> _Data provided_:
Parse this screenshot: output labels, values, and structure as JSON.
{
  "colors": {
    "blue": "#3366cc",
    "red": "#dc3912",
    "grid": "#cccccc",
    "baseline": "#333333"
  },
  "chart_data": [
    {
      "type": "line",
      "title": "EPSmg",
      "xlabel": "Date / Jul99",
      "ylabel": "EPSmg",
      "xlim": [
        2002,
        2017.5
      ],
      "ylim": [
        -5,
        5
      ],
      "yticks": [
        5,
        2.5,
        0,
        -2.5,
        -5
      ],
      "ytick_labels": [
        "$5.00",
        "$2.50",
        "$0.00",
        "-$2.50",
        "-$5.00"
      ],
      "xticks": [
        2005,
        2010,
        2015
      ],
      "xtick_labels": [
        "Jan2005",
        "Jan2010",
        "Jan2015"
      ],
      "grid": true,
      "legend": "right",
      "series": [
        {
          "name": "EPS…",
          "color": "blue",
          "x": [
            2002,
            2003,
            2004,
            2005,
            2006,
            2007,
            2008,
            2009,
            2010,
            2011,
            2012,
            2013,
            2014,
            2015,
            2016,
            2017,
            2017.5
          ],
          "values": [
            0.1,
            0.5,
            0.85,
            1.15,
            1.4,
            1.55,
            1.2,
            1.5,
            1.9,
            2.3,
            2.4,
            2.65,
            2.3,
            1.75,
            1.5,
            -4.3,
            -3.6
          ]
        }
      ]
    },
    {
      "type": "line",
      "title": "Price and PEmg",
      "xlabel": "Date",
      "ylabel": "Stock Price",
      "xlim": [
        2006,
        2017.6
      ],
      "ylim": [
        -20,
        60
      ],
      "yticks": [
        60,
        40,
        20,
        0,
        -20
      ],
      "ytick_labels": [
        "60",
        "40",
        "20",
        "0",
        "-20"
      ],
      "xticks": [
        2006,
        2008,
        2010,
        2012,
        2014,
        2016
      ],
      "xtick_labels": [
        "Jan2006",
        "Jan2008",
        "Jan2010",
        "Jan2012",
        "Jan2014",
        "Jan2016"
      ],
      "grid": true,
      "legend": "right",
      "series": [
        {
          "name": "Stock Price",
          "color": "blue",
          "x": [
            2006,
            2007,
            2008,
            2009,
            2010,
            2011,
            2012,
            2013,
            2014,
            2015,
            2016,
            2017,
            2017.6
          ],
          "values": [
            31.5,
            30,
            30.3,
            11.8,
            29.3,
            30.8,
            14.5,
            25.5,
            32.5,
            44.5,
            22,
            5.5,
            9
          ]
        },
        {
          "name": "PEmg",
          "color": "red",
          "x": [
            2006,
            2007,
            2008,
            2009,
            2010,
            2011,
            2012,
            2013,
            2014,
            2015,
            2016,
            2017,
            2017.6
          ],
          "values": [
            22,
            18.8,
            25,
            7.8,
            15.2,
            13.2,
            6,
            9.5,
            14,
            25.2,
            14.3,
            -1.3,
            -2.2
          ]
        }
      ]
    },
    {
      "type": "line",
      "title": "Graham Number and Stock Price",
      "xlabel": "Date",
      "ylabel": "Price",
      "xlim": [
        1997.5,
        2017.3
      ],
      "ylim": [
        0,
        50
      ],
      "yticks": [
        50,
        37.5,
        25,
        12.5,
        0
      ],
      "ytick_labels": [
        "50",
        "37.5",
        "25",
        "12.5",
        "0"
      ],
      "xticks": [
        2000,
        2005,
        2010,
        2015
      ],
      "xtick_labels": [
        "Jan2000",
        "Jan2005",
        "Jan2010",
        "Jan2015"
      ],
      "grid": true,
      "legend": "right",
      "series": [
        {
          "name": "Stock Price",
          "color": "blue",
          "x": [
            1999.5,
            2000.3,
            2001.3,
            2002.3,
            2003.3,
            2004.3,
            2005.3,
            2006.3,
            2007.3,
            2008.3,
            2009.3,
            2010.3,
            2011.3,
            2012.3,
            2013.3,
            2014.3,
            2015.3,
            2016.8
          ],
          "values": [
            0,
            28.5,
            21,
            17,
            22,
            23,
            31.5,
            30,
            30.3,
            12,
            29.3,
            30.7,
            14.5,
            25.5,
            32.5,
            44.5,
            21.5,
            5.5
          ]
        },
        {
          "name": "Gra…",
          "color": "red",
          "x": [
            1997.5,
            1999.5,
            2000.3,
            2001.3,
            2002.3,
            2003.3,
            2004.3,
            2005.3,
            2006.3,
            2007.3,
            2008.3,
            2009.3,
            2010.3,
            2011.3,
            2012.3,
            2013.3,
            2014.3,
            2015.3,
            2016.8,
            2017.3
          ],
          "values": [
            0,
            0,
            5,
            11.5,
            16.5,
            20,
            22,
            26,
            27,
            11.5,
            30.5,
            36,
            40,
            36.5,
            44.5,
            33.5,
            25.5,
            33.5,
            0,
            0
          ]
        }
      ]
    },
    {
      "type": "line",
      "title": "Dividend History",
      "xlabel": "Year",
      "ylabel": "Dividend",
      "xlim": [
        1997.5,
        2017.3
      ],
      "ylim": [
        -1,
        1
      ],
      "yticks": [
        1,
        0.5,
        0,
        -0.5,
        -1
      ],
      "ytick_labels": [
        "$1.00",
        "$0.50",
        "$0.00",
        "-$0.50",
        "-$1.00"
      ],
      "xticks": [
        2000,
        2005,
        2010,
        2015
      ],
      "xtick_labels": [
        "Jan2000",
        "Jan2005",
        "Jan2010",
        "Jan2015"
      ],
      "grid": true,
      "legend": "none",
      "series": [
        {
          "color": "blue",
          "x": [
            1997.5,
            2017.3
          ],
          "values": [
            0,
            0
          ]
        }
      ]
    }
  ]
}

> _Directions for this task_: Repeat the data above exactly.

> _Task answer_:
Parse this screenshot: output labels, values, and structure as JSON.
{
  "colors": {
    "blue": "#3366cc",
    "red": "#dc3912",
    "grid": "#cccccc",
    "baseline": "#333333"
  },
  "chart_data": [
    {
      "type": "line",
      "title": "EPSmg",
      "xlabel": "Date / Jul99",
      "ylabel": "EPSmg",
      "xlim": [
        2002,
        2017.5
      ],
      "ylim": [
        -5,
        5
      ],
      "yticks": [
        5,
        2.5,
        0,
        -2.5,
        -5
      ],
      "ytick_labels": [
        "$5.00",
        "$2.50",
        "$0.00",
        "-$2.50",
        "-$5.00"
      ],
      "xticks": [
        2005,
        2010,
        2015
      ],
      "xtick_labels": [
        "Jan2005",
        "Jan2010",
        "Jan2015"
      ],
      "grid": true,
      "legend": "right",
      "series": [
        {
          "name": "EPS…",
          "color": "blue",
          "x": [
            2002,
            2003,
            2004,
            2005,
            2006,
            2007,
            2008,
            2009,
            2010,
            2011,
            2012,
            2013,
            2014,
            2015,
            2016,
            2017,
            2017.5
          ],
          "values": [
            0.1,
            0.5,
            0.85,
            1.15,
            1.4,
            1.55,
            1.2,
            1.5,
            1.9,
            2.3,
            2.4,
            2.65,
            2.3,
            1.75,
            1.5,
            -4.3,
            -3.6
          ]
        }
      ]
    },
    {
      "type": "line",
      "title": "Price and PEmg",
      "xlabel": "Date",
      "ylabel": "Stock Price",
      "xlim": [
        2006,
        2017.6
      ],
      "ylim": [
        -20,
        60
      ],
      "yticks": [
        60,
        40,
        20,
        0,
        -20
      ],
      "ytick_labels": [
        "60",
        "40",
        "20",
        "0",
        "-20"
      ],
      "xticks": [
        2006,
        2008,
        2010,
        2012,
        2014,
        2016
      ],
      "xtick_labels": [
        "Jan2006",
        "Jan2008",
        "Jan2010",
        "Jan2012",
        "Jan2014",
        "Jan2016"
      ],
      "grid": true,
      "legend": "right",
      "series": [
        {
          "name": "Stock Price",
          "color": "blue",
          "x": [
            2006,
            2007,
            2008,
            2009,
            2010,
            2011,
            2012,
            2013,
            2014,
            2015,
            2016,
            2017,
            2017.6
          ],
          "values": [
            31.5,
            30,
            30.3,
            11.8,
            29.3,
            30.8,
            14.5,
            25.5,
            32.5,
            44.5,
            22,
            5.5,
            9
          ]
        },
        {
          "name": "PEmg",
          "color": "red",
          "x": [
            2006,
            2007,
            2008,
            2009,
            2010,
            2011,
            2012,
            2013,
            2014,
            2015,
            2016,
            2017,
            2017.6
          ],
          "values": [
            22,
            18.8,
            25,
            7.8,
            15.2,
            13.2,
            6,
            9.5,
            14,
            25.2,
            14.3,
            -1.3,
            -2.2
          ]
        }
      ]
    },
    {
      "type": "line",
      "title": "Graham Number and Stock Price",
      "xlabel": "Date",
      "ylabel": "Price",
      "xlim": [
        1997.5,
        2017.3
      ],
      "ylim": [
        0,
        50
      ],
      "yticks": [
        50,
        37.5,
        25,
        12.5,
        0
      ],
      "ytick_labels": [
        "50",
        "37.5",
        "25",
        "12.5",
        "0"
      ],
      "xticks": [
        2000,
        2005,
        2010,
        2015
      ],
      "xtick_labels": [
        "Jan2000",
        "Jan2005",
        "Jan2010",
        "Jan2015"
      ],
      "grid": true,
      "legend": "right",
      "series": [
        {
          "name": "Stock Price",
          "color": "blue",
          "x": [
            1999.5,
            2000.3,
            2001.3,
            2002.3,
            2003.3,
            2004.3,
            2005.3,
            2006.3,
            2007.3,
            2008.3,
            2009.3,
            2010.3,
            2011.3,
            2012.3,
            2013.3,
            2014.3,
            2015.3,
            2016.8
          ],
          "values": [
            0,
            28.5,
            21,
            17,
            22,
            23,
            31.5,
            30,
            30.3,
            12,
            29.3,
            30.7,
            14.5,
            25.5,
            32.5,
            44.5,
            21.5,
            5.5
          ]
        },
        {
          "name": "Gra…",
          "color": "red",
          "x": [
            1997.5,
            1999.5,
            2000.3,
            2001.3,
            2002.3,
            2003.3,
            2004.3,
            2005.3,
            2006.3,
            2007.3,
            2008.3,
            2009.3,
            2010.3,
            2011.3,
            2012.3,
            2013.3,
            2014.3,
            2015.3,
            2016.8,
            2017.3
          ],
          "values": [
            0,
            0,
            5,
            11.5,
            16.5,
            20,
            22,
            26,
            27,
            11.5,
            30.5,
            36,
            40,
            36.5,
            44.5,
            33.5,
            25.5,
            33.5,
            0,
            0
          ]
        }
      ]
    },
    {
      "type": "line",
      "title": "Dividend History",
      "xlabel": "Year",
      "ylabel": "Dividend",
      "xlim": [
        1997.5,
        2017.3
      ],
      "ylim": [
        -1,
        1
      ],
      "yticks": [
        1,
        0.5,
        0,
        -0.5,
        -1
      ],
      "ytick_labels": [
        "$1.00",
        "$0.50",
        "$0.00",
        "-$0.50",
        "-$1.00"
      ],
      "xticks": [
        2000,
        2005,
        2010,
        2015
      ],
      "xtick_labels": [
        "Jan2000",
        "Jan2005",
        "Jan2010",
        "Jan2015"
      ],
      "grid": true,
      "legend": "none",
      "series": [
        {
          "color": "blue",
          "x": [
            1997.5,
            2017.3
          ],
          "values": [
            0,
            0
          ]
        }
      ]
    }
  ]
}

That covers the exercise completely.